**PROBLEM REQUIREMENTS**
Extract all data as written.

**DATA ROWS**
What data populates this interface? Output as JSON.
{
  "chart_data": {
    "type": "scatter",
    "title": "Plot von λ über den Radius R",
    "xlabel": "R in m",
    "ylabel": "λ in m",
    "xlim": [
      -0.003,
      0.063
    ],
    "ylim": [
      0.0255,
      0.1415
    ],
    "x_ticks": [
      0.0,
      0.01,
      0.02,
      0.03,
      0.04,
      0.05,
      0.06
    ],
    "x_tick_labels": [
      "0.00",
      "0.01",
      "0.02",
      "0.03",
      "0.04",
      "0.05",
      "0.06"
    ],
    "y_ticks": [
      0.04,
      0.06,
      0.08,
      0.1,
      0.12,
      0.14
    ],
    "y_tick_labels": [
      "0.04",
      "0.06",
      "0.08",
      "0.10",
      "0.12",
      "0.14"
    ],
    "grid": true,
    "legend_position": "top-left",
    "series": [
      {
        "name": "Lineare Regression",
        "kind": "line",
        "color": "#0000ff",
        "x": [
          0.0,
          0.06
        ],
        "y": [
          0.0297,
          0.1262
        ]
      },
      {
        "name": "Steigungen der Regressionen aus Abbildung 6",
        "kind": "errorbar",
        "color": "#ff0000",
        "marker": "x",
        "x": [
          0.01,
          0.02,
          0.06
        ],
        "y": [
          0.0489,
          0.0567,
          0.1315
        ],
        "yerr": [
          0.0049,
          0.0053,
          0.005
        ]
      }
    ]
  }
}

**THE ANSWER**
What data populates this interface? Output as JSON.
{
  "chart_data": {
    "type": "scatter",
    "title": "Plot von λ über den Radius R",
    "xlabel": "R in m",
    "ylabel": "λ in m",
    "xlim": [
      -0.003,
      0.063
    ],
    "ylim": [
      0.0255,
      0.1415
    ],
    "x_ticks": [
      0.0,
      0.01,
      0.02,
      0.03,
      0.04,
      0.05,
      0.06
    ],
    "x_tick_labels": [
      "0.00",
      "0.01",
      "0.02",
      "0.03",
      "0.04",
      "0.05",
      "0.06"
    ],
    "y_ticks": [
      0.04,
      0.06,
      0.08,
      0.1,
      0.12,
      0.14
    ],
    "y_tick_labels": [
      "0.04",
      "0.06",
      "0.08",
      "0.10",
      "0.12",
      "0.14"
    ],
    "grid": true,
    "legend_position": "top-left",
    "series": [
      {
        "name": "Lineare Regression",
        "kind": "line",
        "color": "#0000ff",
        "x": [
          0.0,
          0.06
        ],
        "y": [
          0.0297,
          0.1262
        ]
      },
      {
        "name": "Steigungen der Regressionen aus Abbildung 6",
        "kind": "errorbar",
        "color": "#ff0000",
        "marker": "x",
        "x": [
          0.01,
          0.02,
          0.06
        ],
        "y": [
          0.0489,
          0.0567,
          0.1315
        ],
        "yerr": [
          0.0049,
          0.0053,
          0.005
        ]
      }
    ]
  }
}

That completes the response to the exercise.